What to work on: Copy the data below exactly, omitting any picture it contains.

>>>>

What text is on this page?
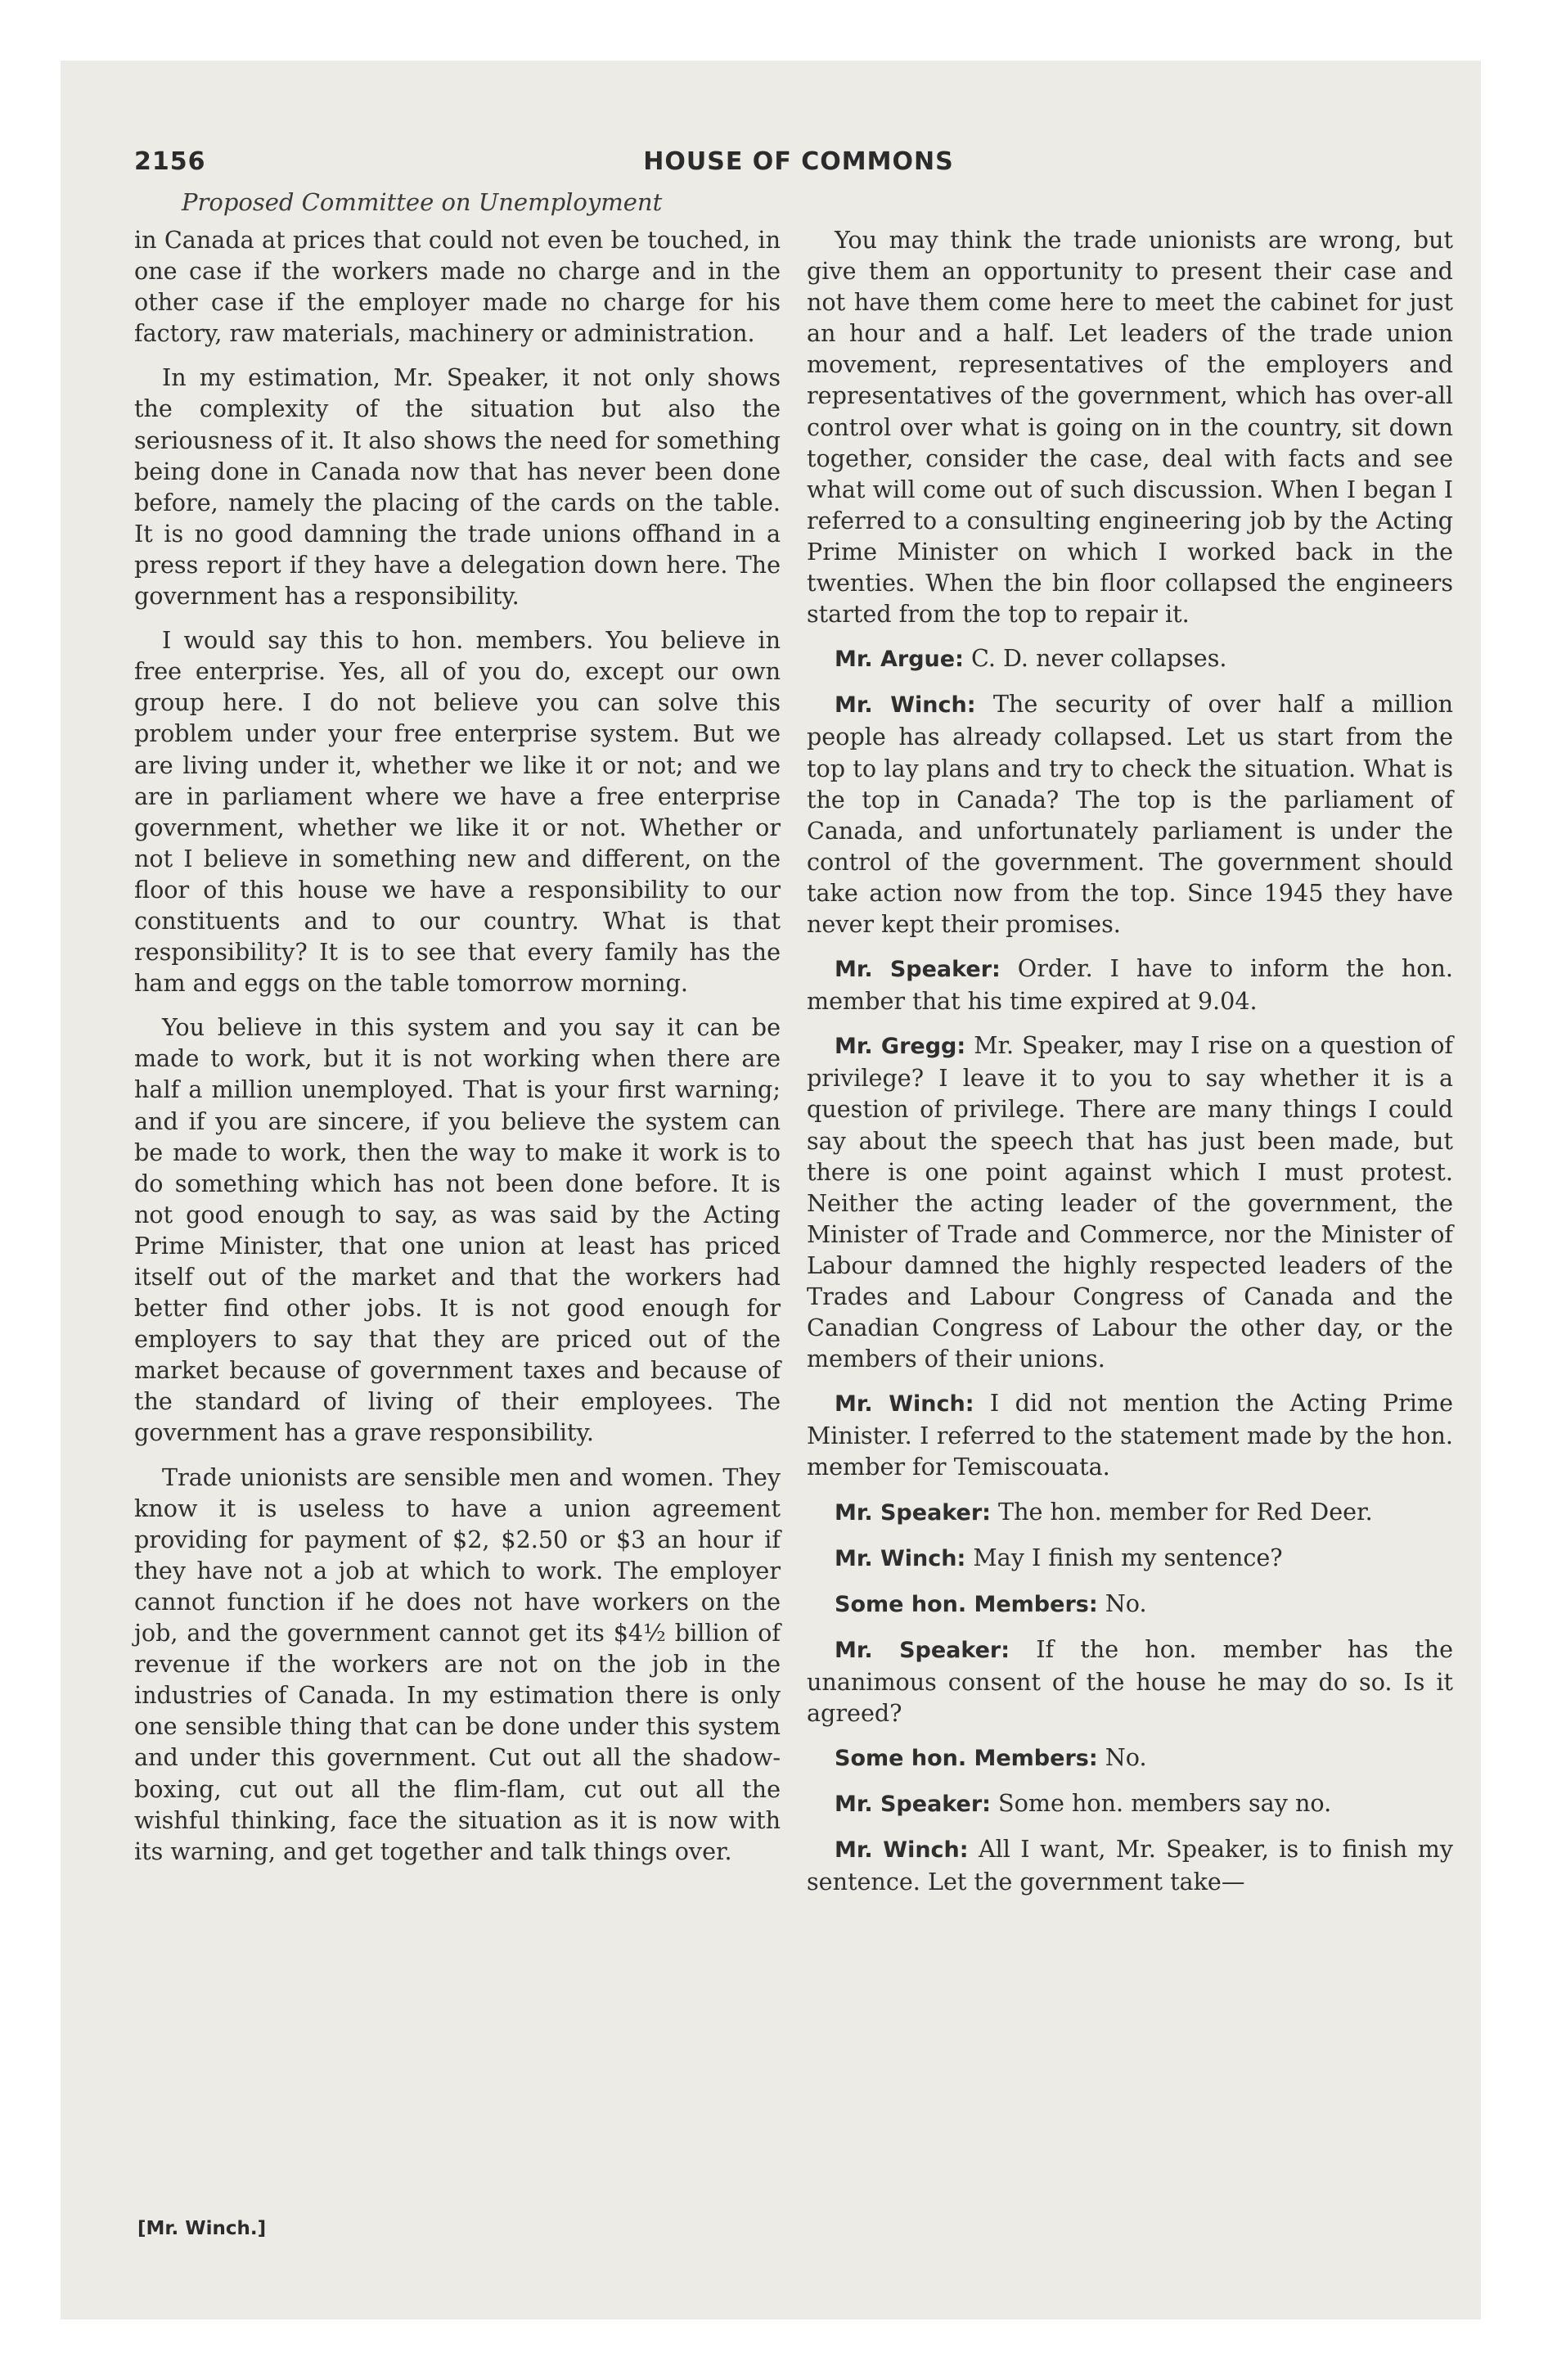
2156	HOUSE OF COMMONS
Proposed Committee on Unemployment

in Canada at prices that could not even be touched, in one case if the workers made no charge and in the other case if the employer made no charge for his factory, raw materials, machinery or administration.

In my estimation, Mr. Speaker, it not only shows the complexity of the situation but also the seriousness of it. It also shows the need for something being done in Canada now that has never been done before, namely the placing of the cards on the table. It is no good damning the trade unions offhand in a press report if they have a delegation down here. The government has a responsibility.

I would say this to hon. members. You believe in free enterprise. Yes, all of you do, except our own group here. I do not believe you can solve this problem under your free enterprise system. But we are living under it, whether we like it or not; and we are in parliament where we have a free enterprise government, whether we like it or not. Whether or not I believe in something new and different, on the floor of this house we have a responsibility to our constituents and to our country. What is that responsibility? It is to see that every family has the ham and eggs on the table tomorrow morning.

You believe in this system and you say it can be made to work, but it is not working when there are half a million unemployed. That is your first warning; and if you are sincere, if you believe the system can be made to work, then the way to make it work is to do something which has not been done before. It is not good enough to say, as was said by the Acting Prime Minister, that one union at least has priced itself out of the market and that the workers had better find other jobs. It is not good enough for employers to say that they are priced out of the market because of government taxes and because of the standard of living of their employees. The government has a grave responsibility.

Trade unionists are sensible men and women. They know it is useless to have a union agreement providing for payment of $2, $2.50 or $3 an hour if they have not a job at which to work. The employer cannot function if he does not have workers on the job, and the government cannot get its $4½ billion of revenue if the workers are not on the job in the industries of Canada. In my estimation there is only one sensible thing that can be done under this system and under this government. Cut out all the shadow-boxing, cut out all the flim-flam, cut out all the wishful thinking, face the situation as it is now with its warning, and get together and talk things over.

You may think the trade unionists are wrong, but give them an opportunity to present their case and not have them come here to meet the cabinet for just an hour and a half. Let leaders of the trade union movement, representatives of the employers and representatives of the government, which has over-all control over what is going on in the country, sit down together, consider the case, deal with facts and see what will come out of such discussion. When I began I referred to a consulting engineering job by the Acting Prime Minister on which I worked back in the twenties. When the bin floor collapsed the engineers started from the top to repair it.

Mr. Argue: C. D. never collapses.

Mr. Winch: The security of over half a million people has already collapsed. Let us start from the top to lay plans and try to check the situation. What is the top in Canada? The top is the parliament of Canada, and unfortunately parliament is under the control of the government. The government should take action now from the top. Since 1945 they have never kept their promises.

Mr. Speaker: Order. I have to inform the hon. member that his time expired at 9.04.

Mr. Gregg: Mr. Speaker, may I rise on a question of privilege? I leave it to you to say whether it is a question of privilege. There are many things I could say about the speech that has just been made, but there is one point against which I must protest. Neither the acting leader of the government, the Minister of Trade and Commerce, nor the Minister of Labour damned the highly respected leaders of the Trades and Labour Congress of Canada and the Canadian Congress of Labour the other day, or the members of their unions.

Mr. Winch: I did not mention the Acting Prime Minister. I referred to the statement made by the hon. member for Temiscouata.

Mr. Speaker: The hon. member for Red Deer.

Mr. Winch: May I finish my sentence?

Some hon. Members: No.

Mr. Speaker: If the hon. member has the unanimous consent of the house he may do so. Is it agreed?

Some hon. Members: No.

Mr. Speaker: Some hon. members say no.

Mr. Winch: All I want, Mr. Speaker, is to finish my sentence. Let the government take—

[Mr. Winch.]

<<<<

Completed exercise:
What text is on this page?
2156	HOUSE OF COMMONS
Proposed Committee on Unemployment

in Canada at prices that could not even be touched, in one case if the workers made no charge and in the other case if the employer made no charge for his factory, raw materials, machinery or administration.

In my estimation, Mr. Speaker, it not only shows the complexity of the situation but also the seriousness of it. It also shows the need for something being done in Canada now that has never been done before, namely the placing of the cards on the table. It is no good damning the trade unions offhand in a press report if they have a delegation down here. The government has a responsibility.

I would say this to hon. members. You believe in free enterprise. Yes, all of you do, except our own group here. I do not believe you can solve this problem under your free enterprise system. But we are living under it, whether we like it or not; and we are in parliament where we have a free enterprise government, whether we like it or not. Whether or not I believe in something new and different, on the floor of this house we have a responsibility to our constituents and to our country. What is that responsibility? It is to see that every family has the ham and eggs on the table tomorrow morning.

You believe in this system and you say it can be made to work, but it is not working when there are half a million unemployed. That is your first warning; and if you are sincere, if you believe the system can be made to work, then the way to make it work is to do something which has not been done before. It is not good enough to say, as was said by the Acting Prime Minister, that one union at least has priced itself out of the market and that the workers had better find other jobs. It is not good enough for employers to say that they are priced out of the market because of government taxes and because of the standard of living of their employees. The government has a grave responsibility.

Trade unionists are sensible men and women. They know it is useless to have a union agreement providing for payment of $2, $2.50 or $3 an hour if they have not a job at which to work. The employer cannot function if he does not have workers on the job, and the government cannot get its $4½ billion of revenue if the workers are not on the job in the industries of Canada. In my estimation there is only one sensible thing that can be done under this system and under this government. Cut out all the shadow-boxing, cut out all the flim-flam, cut out all the wishful thinking, face the situation as it is now with its warning, and get together and talk things over.

You may think the trade unionists are wrong, but give them an opportunity to present their case and not have them come here to meet the cabinet for just an hour and a half. Let leaders of the trade union movement, representatives of the employers and representatives of the government, which has over-all control over what is going on in the country, sit down together, consider the case, deal with facts and see what will come out of such discussion. When I began I referred to a consulting engineering job by the Acting Prime Minister on which I worked back in the twenties. When the bin floor collapsed the engineers started from the top to repair it.

Mr. Argue: C. D. never collapses.

Mr. Winch: The security of over half a million people has already collapsed. Let us start from the top to lay plans and try to check the situation. What is the top in Canada? The top is the parliament of Canada, and unfortunately parliament is under the control of the government. The government should take action now from the top. Since 1945 they have never kept their promises.

Mr. Speaker: Order. I have to inform the hon. member that his time expired at 9.04.

Mr. Gregg: Mr. Speaker, may I rise on a question of privilege? I leave it to you to say whether it is a question of privilege. There are many things I could say about the speech that has just been made, but there is one point against which I must protest. Neither the acting leader of the government, the Minister of Trade and Commerce, nor the Minister of Labour damned the highly respected leaders of the Trades and Labour Congress of Canada and the Canadian Congress of Labour the other day, or the members of their unions.

Mr. Winch: I did not mention the Acting Prime Minister. I referred to the statement made by the hon. member for Temiscouata.

Mr. Speaker: The hon. member for Red Deer.

Mr. Winch: May I finish my sentence?

Some hon. Members: No.

Mr. Speaker: If the hon. member has the unanimous consent of the house he may do so. Is it agreed?

Some hon. Members: No.

Mr. Speaker: Some hon. members say no.

Mr. Winch: All I want, Mr. Speaker, is to finish my sentence. Let the government take—

[Mr. Winch.]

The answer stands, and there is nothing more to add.